> [What is asked]: Transcribe the records that follow in their entirety, omitting any pictures.

Records about charts and figures:

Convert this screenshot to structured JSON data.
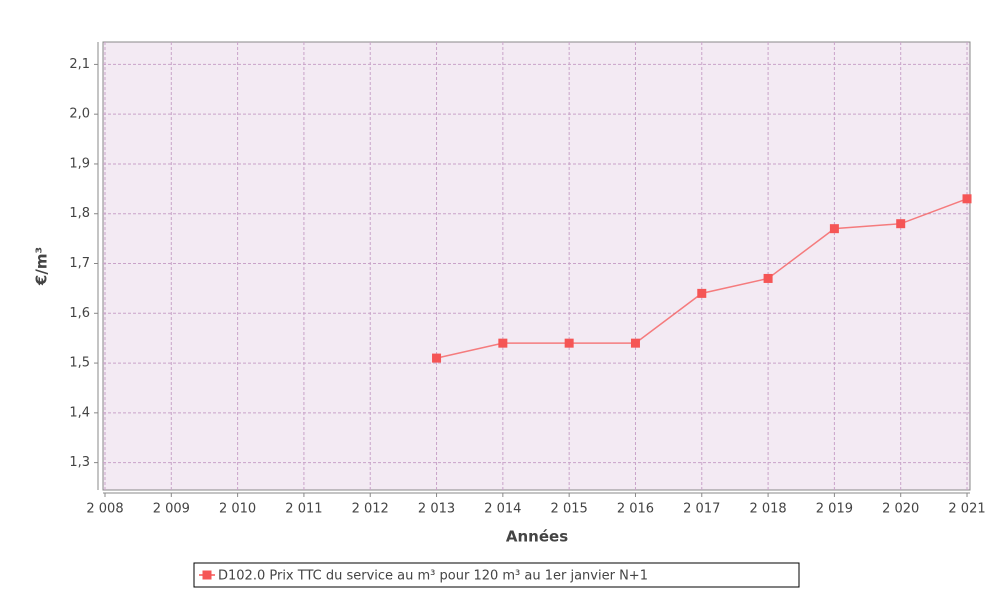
{
  "chart_data": {
    "type": "line",
    "x_label": "Années",
    "y_label": "€/m³",
    "x": [
      2013,
      2014,
      2015,
      2016,
      2017,
      2018,
      2019,
      2020,
      2021
    ],
    "series": [
      {
        "name": "D102.0 Prix TTC du service au m³ pour 120 m³ au 1er janvier N+1",
        "color": "#f55555",
        "values": [
          1.51,
          1.54,
          1.54,
          1.54,
          1.64,
          1.67,
          1.77,
          1.78,
          1.83
        ]
      }
    ],
    "xlim": [
      2007.97,
      2021.045
    ],
    "xticks": [
      {
        "value": 2008,
        "label": "2 008"
      },
      {
        "value": 2009,
        "label": "2 009"
      },
      {
        "value": 2010,
        "label": "2 010"
      },
      {
        "value": 2011,
        "label": "2 011"
      },
      {
        "value": 2012,
        "label": "2 012"
      },
      {
        "value": 2013,
        "label": "2 013"
      },
      {
        "value": 2014,
        "label": "2 014"
      },
      {
        "value": 2015,
        "label": "2 015"
      },
      {
        "value": 2016,
        "label": "2 016"
      },
      {
        "value": 2017,
        "label": "2 017"
      },
      {
        "value": 2018,
        "label": "2 018"
      },
      {
        "value": 2019,
        "label": "2 019"
      },
      {
        "value": 2020,
        "label": "2 020"
      },
      {
        "value": 2021,
        "label": "2 021"
      }
    ],
    "ylim": [
      1.245,
      2.145
    ],
    "yticks": [
      {
        "value": 1.3,
        "label": "1,3"
      },
      {
        "value": 1.4,
        "label": "1,4"
      },
      {
        "value": 1.5,
        "label": "1,5"
      },
      {
        "value": 1.6,
        "label": "1,6"
      },
      {
        "value": 1.7,
        "label": "1,7"
      },
      {
        "value": 1.8,
        "label": "1,8"
      },
      {
        "value": 1.9,
        "label": "1,9"
      },
      {
        "value": 2.0,
        "label": "2,0"
      },
      {
        "value": 2.1,
        "label": "2,1"
      }
    ],
    "grid": true
  }
}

> [Response for this exercise]:
Convert this screenshot to structured JSON data.
{
  "chart_data": {
    "type": "line",
    "x_label": "Années",
    "y_label": "€/m³",
    "x": [
      2013,
      2014,
      2015,
      2016,
      2017,
      2018,
      2019,
      2020,
      2021
    ],
    "series": [
      {
        "name": "D102.0 Prix TTC du service au m³ pour 120 m³ au 1er janvier N+1",
        "color": "#f55555",
        "values": [
          1.51,
          1.54,
          1.54,
          1.54,
          1.64,
          1.67,
          1.77,
          1.78,
          1.83
        ]
      }
    ],
    "xlim": [
      2007.97,
      2021.045
    ],
    "xticks": [
      {
        "value": 2008,
        "label": "2 008"
      },
      {
        "value": 2009,
        "label": "2 009"
      },
      {
        "value": 2010,
        "label": "2 010"
      },
      {
        "value": 2011,
        "label": "2 011"
      },
      {
        "value": 2012,
        "label": "2 012"
      },
      {
        "value": 2013,
        "label": "2 013"
      },
      {
        "value": 2014,
        "label": "2 014"
      },
      {
        "value": 2015,
        "label": "2 015"
      },
      {
        "value": 2016,
        "label": "2 016"
      },
      {
        "value": 2017,
        "label": "2 017"
      },
      {
        "value": 2018,
        "label": "2 018"
      },
      {
        "value": 2019,
        "label": "2 019"
      },
      {
        "value": 2020,
        "label": "2 020"
      },
      {
        "value": 2021,
        "label": "2 021"
      }
    ],
    "ylim": [
      1.245,
      2.145
    ],
    "yticks": [
      {
        "value": 1.3,
        "label": "1,3"
      },
      {
        "value": 1.4,
        "label": "1,4"
      },
      {
        "value": 1.5,
        "label": "1,5"
      },
      {
        "value": 1.6,
        "label": "1,6"
      },
      {
        "value": 1.7,
        "label": "1,7"
      },
      {
        "value": 1.8,
        "label": "1,8"
      },
      {
        "value": 1.9,
        "label": "1,9"
      },
      {
        "value": 2.0,
        "label": "2,0"
      },
      {
        "value": 2.1,
        "label": "2,1"
      }
    ],
    "grid": true
  }
}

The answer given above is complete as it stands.